■ Exercise:
The data below should be printed in full, exactly, and without any of its images.

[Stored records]
┌──
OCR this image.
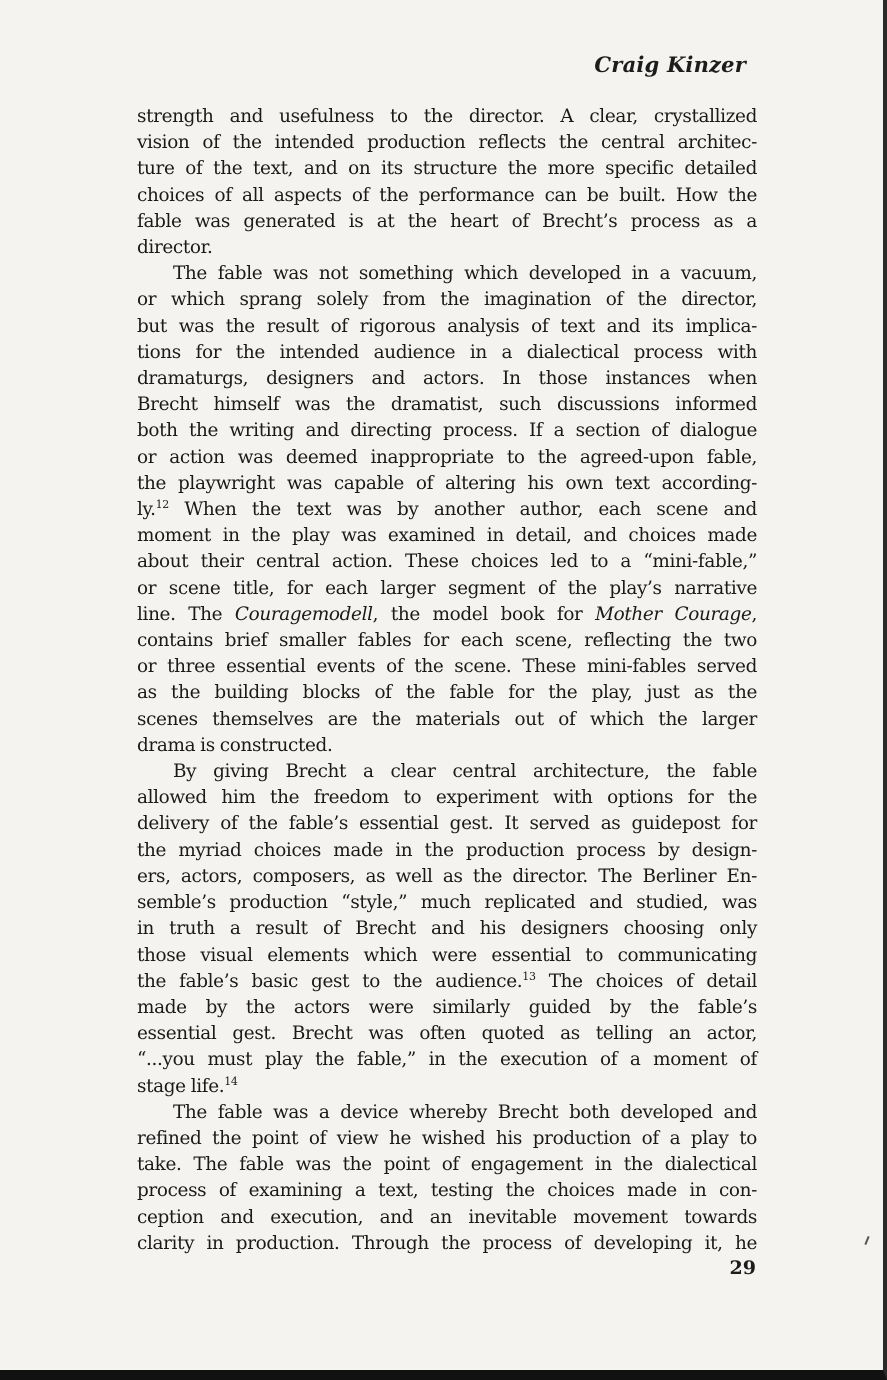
Craig Kinzer
strength and usefulness to the director. A clear, crystallized
vision of the intended production reflects the central architec-
ture of the text, and on its structure the more specific detailed
choices of all aspects of the performance can be built. How the
fable was generated is at the heart of Brecht’s process as a
director.
The fable was not something which developed in a vacuum,
or which sprang solely from the imagination of the director,
but was the result of rigorous analysis of text and its implica-
tions for the intended audience in a dialectical process with
dramaturgs, designers and actors. In those instances when
Brecht himself was the dramatist, such discussions informed
both the writing and directing process. If a section of dialogue
or action was deemed inappropriate to the agreed-upon fable,
the playwright was capable of altering his own text according-
ly.$^{12}$ When the text was by another author, each scene and
moment in the play was examined in detail, and choices made
about their central action. These choices led to a “mini-fable,”
or scene title, for each larger segment of the play’s narrative
line. The Couragemodell, the model book for Mother Courage,
contains brief smaller fables for each scene, reflecting the two
or three essential events of the scene. These mini-fables served
as the building blocks of the fable for the play, just as the
scenes themselves are the materials out of which the larger
drama is constructed.
By giving Brecht a clear central architecture, the fable
allowed him the freedom to experiment with options for the
delivery of the fable’s essential gest. It served as guidepost for
the myriad choices made in the production process by design-
ers, actors, composers, as well as the director. The Berliner En-
semble’s production “style,” much replicated and studied, was
in truth a result of Brecht and his designers choosing only
those visual elements which were essential to communicating
the fable’s basic gest to the audience.$^{13}$ The choices of detail
made by the actors were similarly guided by the fable’s
essential gest. Brecht was often quoted as telling an actor,
“...you must play the fable,” in the execution of a moment of
stage life.$^{14}$
The fable was a device whereby Brecht both developed and
refined the point of view he wished his production of a play to
take. The fable was the point of engagement in the dialectical
process of examining a text, testing the choices made in con-
ception and execution, and an inevitable movement towards
clarity in production. Through the process of developing it, he
29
└──
■ Correct answer:
OCR this image.
Craig Kinzer
strength and usefulness to the director. A clear, crystallized
vision of the intended production reflects the central architec-
ture of the text, and on its structure the more specific detailed
choices of all aspects of the performance can be built. How the
fable was generated is at the heart of Brecht’s process as a
director.
The fable was not something which developed in a vacuum,
or which sprang solely from the imagination of the director,
but was the result of rigorous analysis of text and its implica-
tions for the intended audience in a dialectical process with
dramaturgs, designers and actors. In those instances when
Brecht himself was the dramatist, such discussions informed
both the writing and directing process. If a section of dialogue
or action was deemed inappropriate to the agreed-upon fable,
the playwright was capable of altering his own text according-
ly.$^{12}$ When the text was by another author, each scene and
moment in the play was examined in detail, and choices made
about their central action. These choices led to a “mini-fable,”
or scene title, for each larger segment of the play’s narrative
line. The Couragemodell, the model book for Mother Courage,
contains brief smaller fables for each scene, reflecting the two
or three essential events of the scene. These mini-fables served
as the building blocks of the fable for the play, just as the
scenes themselves are the materials out of which the larger
drama is constructed.
By giving Brecht a clear central architecture, the fable
allowed him the freedom to experiment with options for the
delivery of the fable’s essential gest. It served as guidepost for
the myriad choices made in the production process by design-
ers, actors, composers, as well as the director. The Berliner En-
semble’s production “style,” much replicated and studied, was
in truth a result of Brecht and his designers choosing only
those visual elements which were essential to communicating
the fable’s basic gest to the audience.$^{13}$ The choices of detail
made by the actors were similarly guided by the fable’s
essential gest. Brecht was often quoted as telling an actor,
“...you must play the fable,” in the execution of a moment of
stage life.$^{14}$
The fable was a device whereby Brecht both developed and
refined the point of view he wished his production of a play to
take. The fable was the point of engagement in the dialectical
process of examining a text, testing the choices made in con-
ception and execution, and an inevitable movement towards
clarity in production. Through the process of developing it, he
29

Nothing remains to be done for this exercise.